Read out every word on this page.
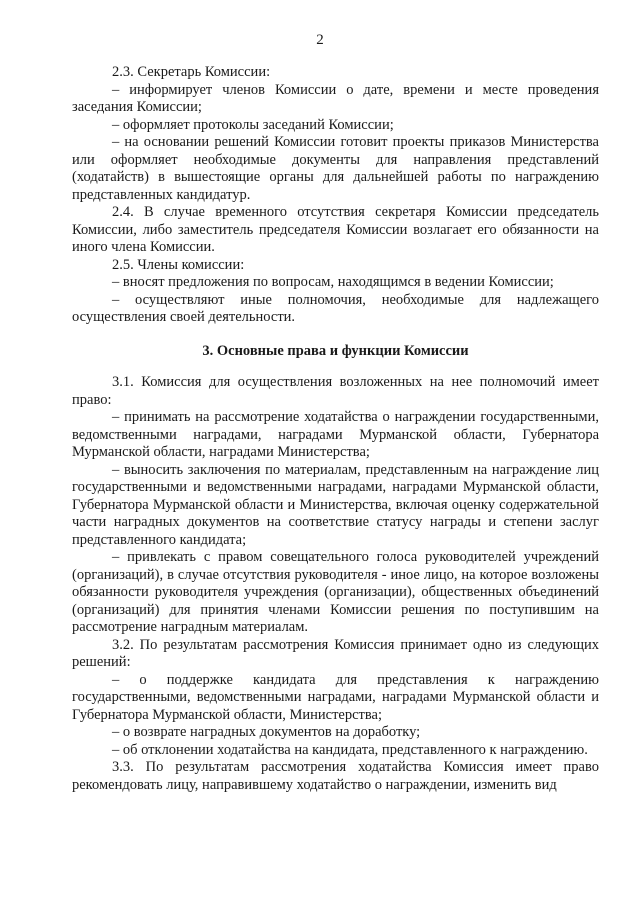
2

2.3. Секретарь Комиссии:

– информирует членов Комиссии о дате, времени и месте проведения заседания Комиссии;

– оформляет протоколы заседаний Комиссии;

– на основании решений Комиссии готовит проекты приказов Министерства или оформляет необходимые документы для направления представлений (ходатайств) в вышестоящие органы для дальнейшей работы по награждению представленных кандидатур.

2.4. В случае временного отсутствия секретаря Комиссии председатель Комиссии, либо заместитель председателя Комиссии возлагает его обязанности на иного члена Комиссии.

2.5. Члены комиссии:

– вносят предложения по вопросам, находящимся в ведении Комиссии;

– осуществляют иные полномочия, необходимые для надлежащего осуществления своей деятельности.

3. Основные права и функции Комиссии

3.1. Комиссия для осуществления возложенных на нее полномочий имеет право:

– принимать на рассмотрение ходатайства о награждении государственными, ведомственными наградами, наградами Мурманской области, Губернатора Мурманской области, наградами Министерства;

– выносить заключения по материалам, представленным на награждение лиц государственными и ведомственными наградами, наградами Мурманской области, Губернатора Мурманской области и Министерства, включая оценку содержательной части наградных документов на соответствие статусу награды и степени заслуг представленного кандидата;

– привлекать с правом совещательного голоса руководителей учреждений (организаций), в случае отсутствия руководителя - иное лицо, на которое возложены обязанности руководителя учреждения (организации), общественных объединений (организаций) для принятия членами Комиссии решения по поступившим на рассмотрение наградным материалам.

3.2. По результатам рассмотрения Комиссия принимает одно из следующих решений:

– о поддержке кандидата для представления к награждению государственными, ведомственными наградами, наградами Мурманской области и Губернатора Мурманской области, Министерства;

– о возврате наградных документов на доработку;

– об отклонении ходатайства на кандидата, представленного к награждению.

3.3. По результатам рассмотрения ходатайства Комиссия имеет право рекомендовать лицу, направившему ходатайство о награждении, изменить вид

What to produce:
In the records above, collect each line with "необходимые".

Reply:
– на основании решений Комиссии готовит проекты приказов Министерства или оформляет необходимые документы для направления представлений (ходатайств) в вышестоящие органы для дальнейшей работы по награждению представленных кандидатур.
– осуществляют иные полномочия, необходимые для надлежащего осуществления своей деятельности.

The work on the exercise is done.